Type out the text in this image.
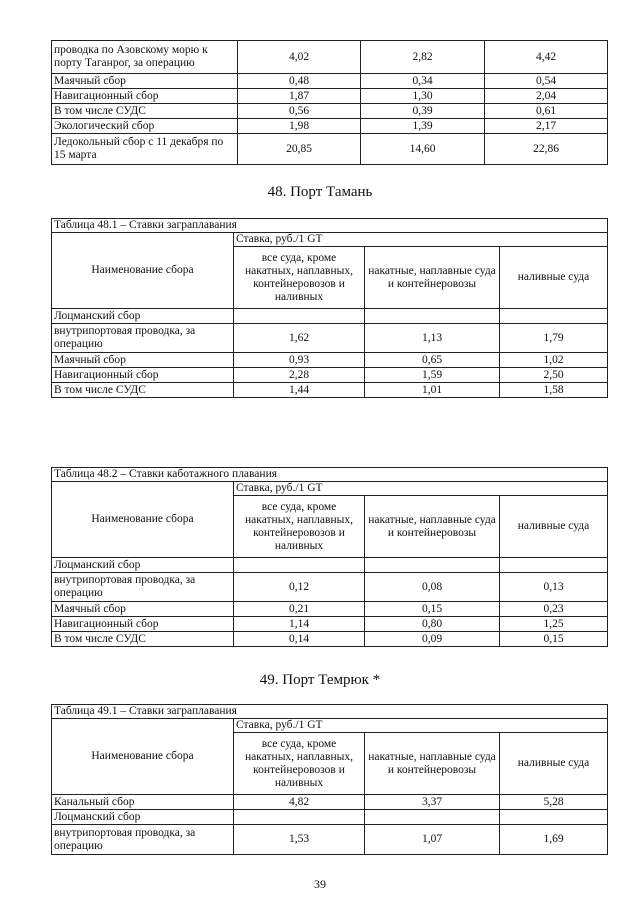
проводка по Азовскому морю к порту Таганрог, за операцию	4,02	2,82	4,42
Маячный сбор	0,48	0,34	0,54
Навигационный сбор	1,87	1,30	2,04
В том числе СУДС	0,56	0,39	0,61
Экологический сбор	1,98	1,39	2,17
Ледокольный сбор с 11 декабря по 15 марта	20,85	14,60	22,86
48. Порт Тамань
Таблица 48.1 – Ставки заграплавания			
Наименование сбора	Ставка, руб./1 GT		
	все суда, кроме накатных, наплавных, контейнеровозов и наливных	накатные, наплавные суда и контейнеровозы	наливные суда
Лоцманский сбор			
внутрипортовая проводка, за операцию	1,62	1,13	1,79
Маячный сбор	0,93	0,65	1,02
Навигационный сбор	2,28	1,59	2,50
В том числе СУДС	1,44	1,01	1,58
Таблица 48.2 – Ставки каботажного плавания			
Наименование сбора	Ставка, руб./1 GT		
	все суда, кроме накатных, наплавных, контейнеровозов и наливных	накатные, наплавные суда и контейнеровозы	наливные суда
Лоцманский сбор			
внутрипортовая проводка, за операцию	0,12	0,08	0,13
Маячный сбор	0,21	0,15	0,23
Навигационный сбор	1,14	0,80	1,25
В том числе СУДС	0,14	0,09	0,15
49. Порт Темрюк *
Таблица 49.1 – Ставки заграплавания			
Наименование сбора	Ставка, руб./1 GT		
	все суда, кроме накатных, наплавных, контейнеровозов и наливных	накатные, наплавные суда и контейнеровозы	наливные суда
Канальный сбор	4,82	3,37	5,28
Лоцманский сбор			
внутрипортовая проводка, за операцию	1,53	1,07	1,69
39
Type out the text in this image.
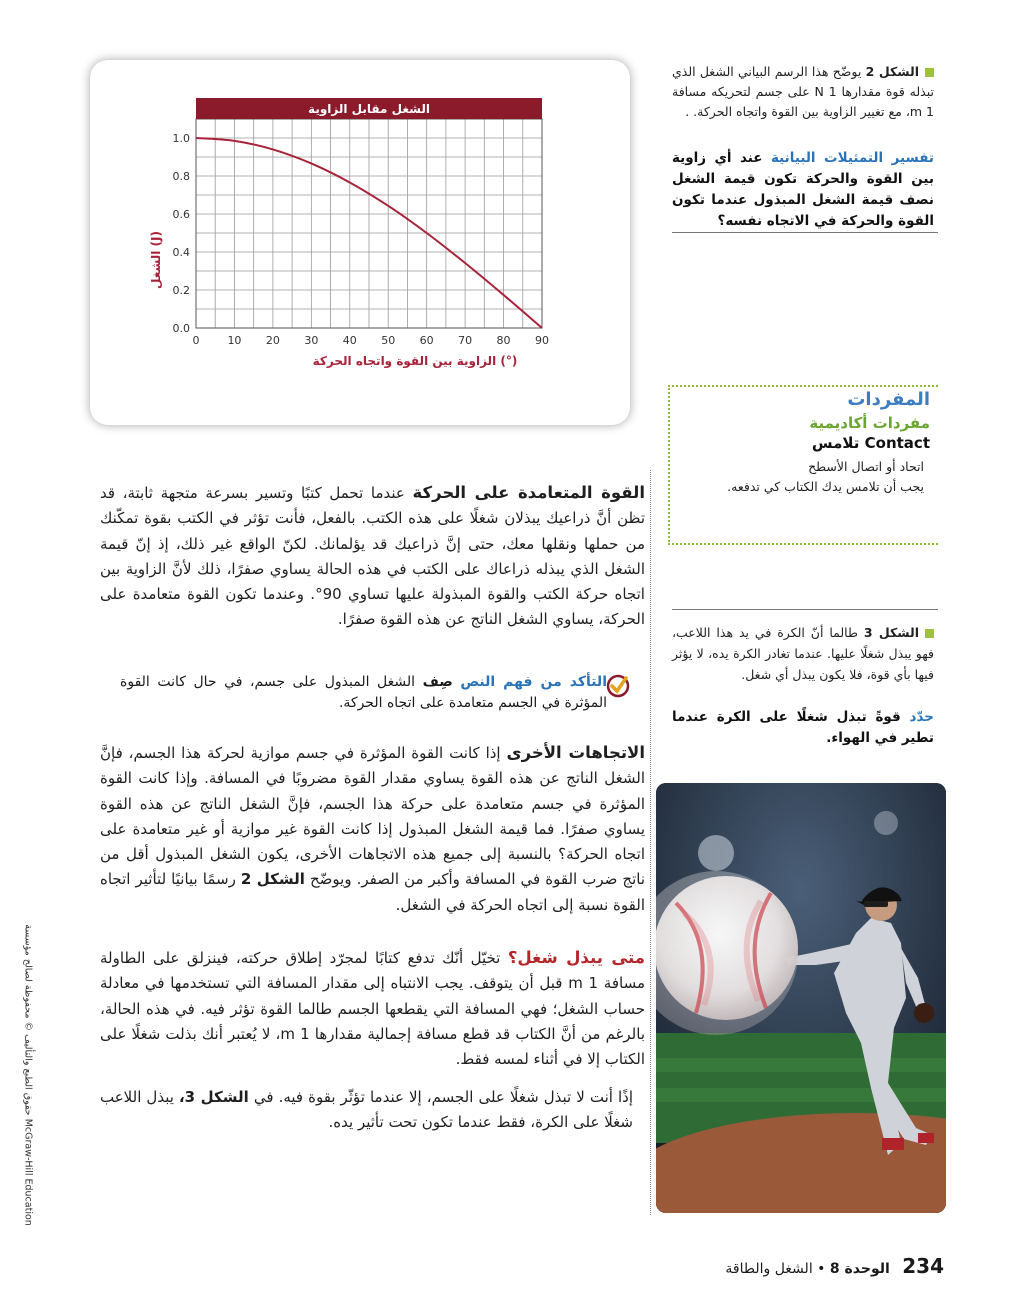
الشغل مقابل الزاوية
0.0
0.2
0.4
0.6
0.8
1.0
0	10 20 30 40 50 60 70 80 90
الشغل (J)
الزاوية بين القوة واتجاه الحركة (°)
الشكل 2 يوضّح هذا الرسم البياني الشغل الذي تبذله قوة مقدارها 1 N على جسم لتحريكه مسافة 1 m، مع تغيير الزاوية بين القوة واتجاه الحركة. .
تفسير التمثيلات البيانية عند أي زاوية بين القوة والحركة تكون قيمة الشغل نصف قيمة الشغل المبذول عندما تكون القوة والحركة في الاتجاه نفسه؟
المفردات
مفردات أكاديمية
تلامس Contact
اتحاد أو اتصال الأسطح
يجب أن تلامس يدك الكتاب كي تدفعه.
الشكل 3 طالما أنّ الكرة في يد هذا اللاعب، فهو يبذل شغلًا عليها. عندما تغادر الكرة يده، لا يؤثر فيها بأي قوة، فلا يكون يبذل أي شغل.
حدّد قوةً تبذل شغلًا على الكرة عندما تطير في الهواء.
القوة المتعامدة على الحركة عندما تحمل كتبًا وتسير بسرعة متجهة ثابتة، قد تظن أنَّ ذراعيك يبذلان شغلًا على هذه الكتب. بالفعل، فأنت تؤثر في الكتب بقوة تمكّنك من حملها ونقلها معك، حتى إنَّ ذراعيك قد يؤلمانك. لكنّ الواقع غير ذلك، إذ إنّ قيمة الشغل الذي يبذله ذراعاك على الكتب في هذه الحالة يساوي صفرًا، ذلك لأنَّ الزاوية بين اتجاه حركة الكتب والقوة المبذولة عليها تساوي 90°. وعندما تكون القوة متعامدة على الحركة، يساوي الشغل الناتج عن هذه القوة صفرًا.
التأكد من فهم النص صِف الشغل المبذول على جسم، في حال كانت القوة المؤثرة في الجسم متعامدة على اتجاه الحركة.
الاتجاهات الأخرى إذا كانت القوة المؤثرة في جسم موازية لحركة هذا الجسم، فإنَّ الشغل الناتج عن هذه القوة يساوي مقدار القوة مضروبًا في المسافة. وإذا كانت القوة المؤثرة في جسم متعامدة على حركة هذا الجسم، فإنَّ الشغل الناتج عن هذه القوة يساوي صفرًا. فما قيمة الشغل المبذول إذا كانت القوة غير موازية أو غير متعامدة على اتجاه الحركة؟ بالنسبة إلى جميع هذه الاتجاهات الأخرى، يكون الشغل المبذول أقل من ناتج ضرب القوة في المسافة وأكبر من الصفر. ويوضّح الشكل 2 رسمًا بيانيًا لتأثير اتجاه القوة نسبة إلى اتجاه الحركة في الشغل.
متى يبذل شغل؟ تخيّل أنّك تدفع كتابًا لمجرّد إطلاق حركته، فينزلق على الطاولة مسافة 1 m قبل أن يتوقف. يجب الانتباه إلى مقدار المسافة التي تستخدمها في معادلة حساب الشغل؛ فهي المسافة التي يقطعها الجسم طالما القوة تؤثر فيه. في هذه الحالة، بالرغم من أنَّ الكتاب قد قطع مسافة إجمالية مقدارها 1 m، لا يُعتبر أنك بذلت شغلًا على الكتاب إلا في أثناء لمسه فقط.
إذًا أنت لا تبذل شغلًا على الجسم، إلا عندما تؤثّر بقوة فيه. في الشكل 3، يبذل اللاعب شغلًا على الكرة، فقط عندما تكون تحت تأثير يده.
حقوق الطبع والتأليف © محفوظة لصالح مؤسسة McGraw-Hill Education
234 الوحدة 8 • الشغل والطاقة
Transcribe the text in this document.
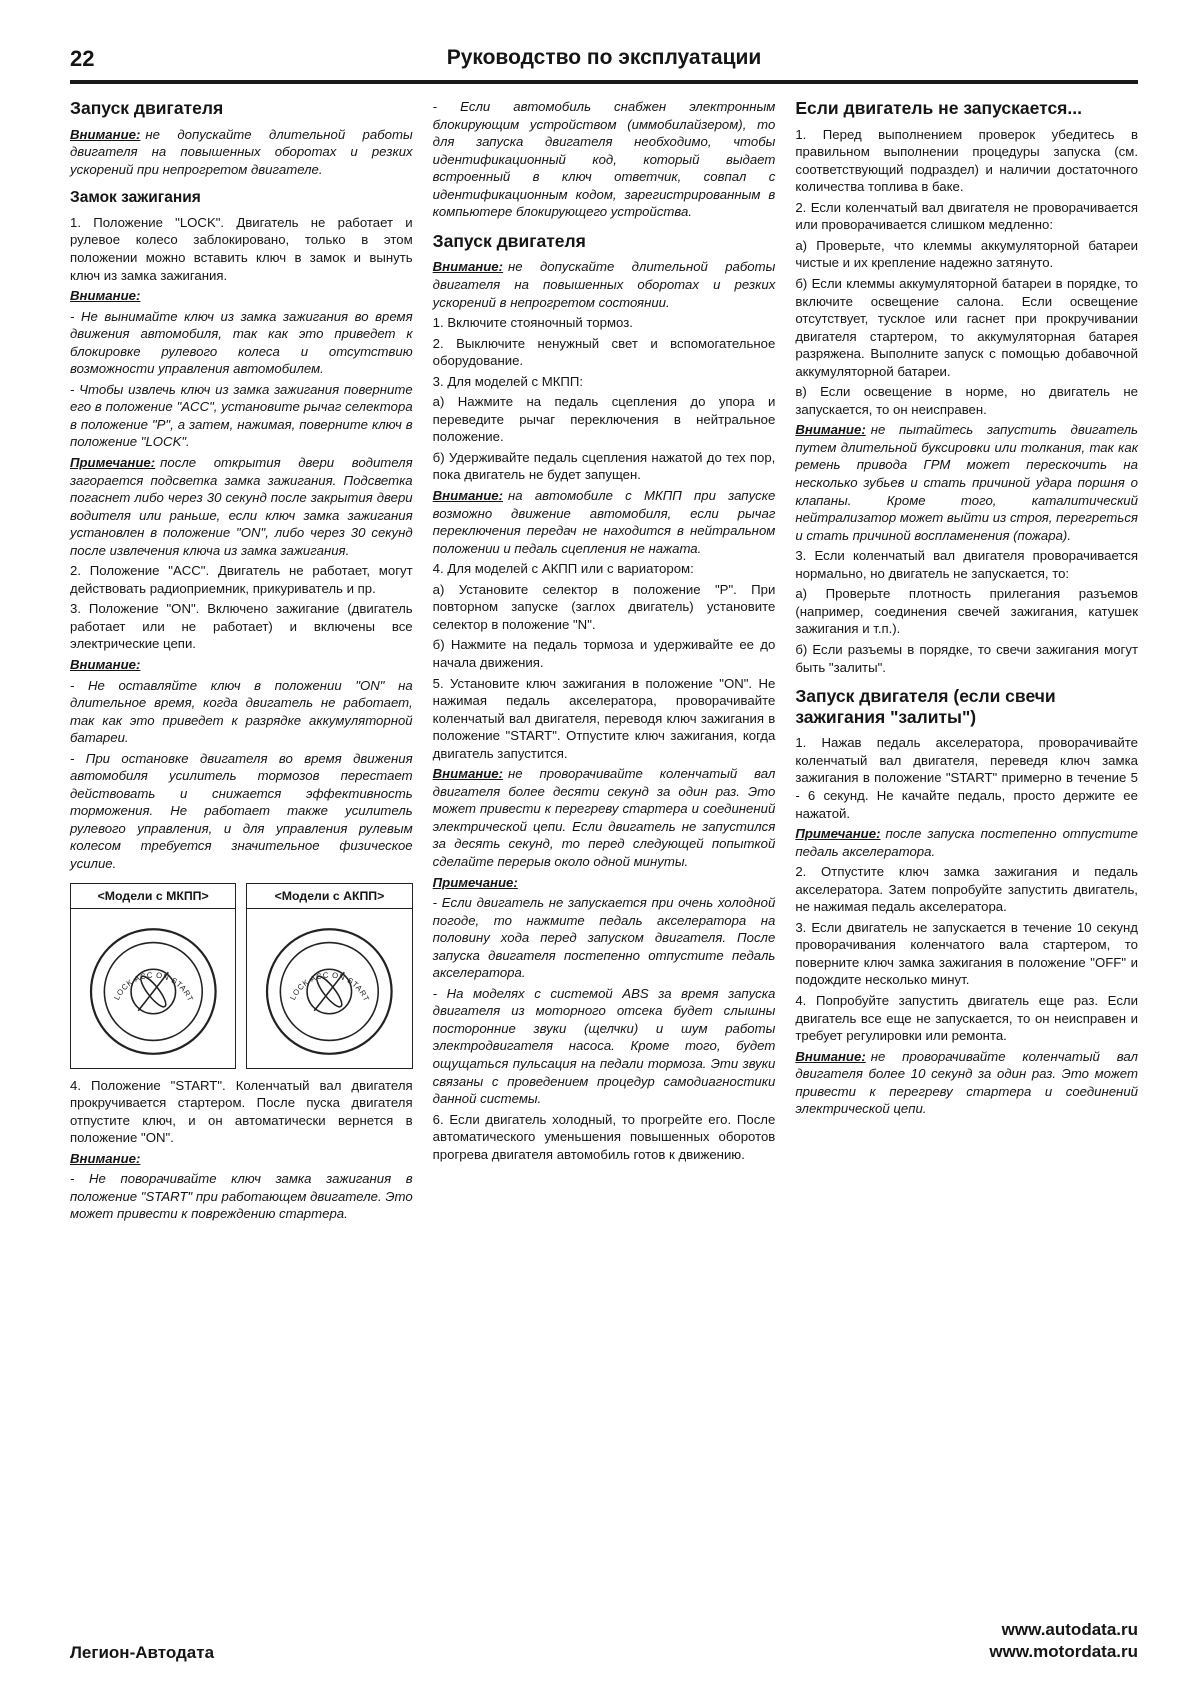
22	Руководство по эксплуатации
Запуск двигателя

Внимание: не допускайте длительной работы двигателя на повышенных оборотах и резких ускорений при непрогретом двигателе.

Замок зажигания

1. Положение "LOCK". Двигатель не работает и рулевое колесо заблокировано, только в этом положении можно вставить ключ в замок и вынуть ключ из замка зажигания.

Внимание:

- Не вынимайте ключ из замка зажигания во время движения автомобиля, так как это приведет к блокировке рулевого колеса и отсутствию возможности управления автомобилем.

- Чтобы извлечь ключ из замка зажигания поверните его в положение "ACC", установите рычаг селектора в положение "P", а затем, нажимая, поверните ключ в положение "LOCK".

Примечание: после открытия двери водителя загорается подсветка замка зажигания. Подсветка погаснет либо через 30 секунд после закрытия двери водителя или раньше, если ключ замка зажигания установлен в положение "ON", либо через 30 секунд после извлечения ключа из замка зажигания.

2. Положение "ACC". Двигатель не работает, могут действовать радиоприемник, прикуриватель и пр.

3. Положение "ON". Включено зажигание (двигатель работает или не работает) и включены все электрические цепи.

Внимание:

- Не оставляйте ключ в положении "ON" на длительное время, когда двигатель не работает, так как это приведет к разрядке аккумуляторной батареи.

- При остановке двигателя во время движения автомобиля усилитель тормозов перестает действовать и снижается эффективность торможения. Не работает также усилитель рулевого управления, и для управления рулевым колесом требуется значительное физическое усилие.

<Модели с МКПП>
LOCK ACC ON START
<Модели с АКПП>
LOCK ACC ON START

4. Положение "START". Коленчатый вал двигателя прокручивается стартером. После пуска двигателя отпустите ключ, и он автоматически вернется в положение "ON".

Внимание:

- Не поворачивайте ключ замка зажигания в положение "START" при работающем двигателе. Это может привести к повреждению стартера.

- Если автомобиль снабжен электронным блокирующим устройством (иммобилайзером), то для запуска двигателя необходимо, чтобы идентификационный код, который выдает встроенный в ключ ответчик, совпал с идентификационным кодом, зарегистрированным в компьютере блокирующего устройства.

Запуск двигателя

Внимание: не допускайте длительной работы двигателя на повышенных оборотах и резких ускорений в непрогретом состоянии.

1. Включите стояночный тормоз.

2. Выключите ненужный свет и вспомогательное оборудование.

3. Для моделей с МКПП:

а) Нажмите на педаль сцепления до упора и переведите рычаг переключения в нейтральное положение.

б) Удерживайте педаль сцепления нажатой до тех пор, пока двигатель не будет запущен.

Внимание: на автомобиле с МКПП при запуске возможно движение автомобиля, если рычаг переключения передач не находится в нейтральном положении и педаль сцепления не нажата.

4. Для моделей с АКПП или с вариатором:

а) Установите селектор в положение "P". При повторном запуске (заглох двигатель) установите селектор в положение "N".

б) Нажмите на педаль тормоза и удерживайте ее до начала движения.

5. Установите ключ зажигания в положение "ON". Не нажимая педаль акселератора, проворачивайте коленчатый вал двигателя, переводя ключ зажигания в положение "START". Отпустите ключ зажигания, когда двигатель запустится.

Внимание: не проворачивайте коленчатый вал двигателя более десяти секунд за один раз. Это может привести к перегреву стартера и соединений электрической цепи. Если двигатель не запустился за десять секунд, то перед следующей попыткой сделайте перерыв около одной минуты.

Примечание:

- Если двигатель не запускается при очень холодной погоде, то нажмите педаль акселератора на половину хода перед запуском двигателя. После запуска двигателя постепенно отпустите педаль акселератора.

- На моделях с системой ABS за время запуска двигателя из моторного отсека будет слышны посторонние звуки (щелчки) и шум работы электродвигателя насоса. Кроме того, будет ощущаться пульсация на педали тормоза. Эти звуки связаны с проведением процедур самодиагностики данной системы.

6. Если двигатель холодный, то прогрейте его. После автоматического уменьшения повышенных оборотов прогрева двигателя автомобиль готов к движению.

Если двигатель не запускается...

1. Перед выполнением проверок убедитесь в правильном выполнении процедуры запуска (см. соответствующий подраздел) и наличии достаточного количества топлива в баке.

2. Если коленчатый вал двигателя не проворачивается или проворачивается слишком медленно:

а) Проверьте, что клеммы аккумуляторной батареи чистые и их крепление надежно затянуто.

б) Если клеммы аккумуляторной батареи в порядке, то включите освещение салона. Если освещение отсутствует, тусклое или гаснет при прокручивании двигателя стартером, то аккумуляторная батарея разряжена. Выполните запуск с помощью добавочной аккумуляторной батареи.

в) Если освещение в норме, но двигатель не запускается, то он неисправен.

Внимание: не пытайтесь запустить двигатель путем длительной буксировки или толкания, так как ремень привода ГРМ может перескочить на несколько зубьев и стать причиной удара поршня о клапаны. Кроме того, каталитический нейтрализатор может выйти из строя, перегреться и стать причиной воспламенения (пожара).

3. Если коленчатый вал двигателя проворачивается нормально, но двигатель не запускается, то:

а) Проверьте плотность прилегания разъемов (например, соединения свечей зажигания, катушек зажигания и т.п.).

б) Если разъемы в порядке, то свечи зажигания могут быть "залиты".

Запуск двигателя (если свечи зажигания "залиты")

1. Нажав педаль акселератора, проворачивайте коленчатый вал двигателя, переведя ключ замка зажигания в положение "START" примерно в течение 5 - 6 секунд. Не качайте педаль, просто держите ее нажатой.

Примечание: после запуска постепенно отпустите педаль акселератора.

2. Отпустите ключ замка зажигания и педаль акселератора. Затем попробуйте запустить двигатель, не нажимая педаль акселератора.

3. Если двигатель не запускается в течение 10 секунд проворачивания коленчатого вала стартером, то поверните ключ замка зажигания в положение "OFF" и подождите несколько минут.

4. Попробуйте запустить двигатель еще раз. Если двигатель все еще не запускается, то он неисправен и требует регулировки или ремонта.

Внимание: не проворачивайте коленчатый вал двигателя более 10 секунд за один раз. Это может привести к перегреву стартера и соединений электрической цепи.

Легион-Автодата
www.autodata.ru
www.motordata.ru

Goal: Report how many lines of the data hold the string "время"; give only the number.

Solution: 4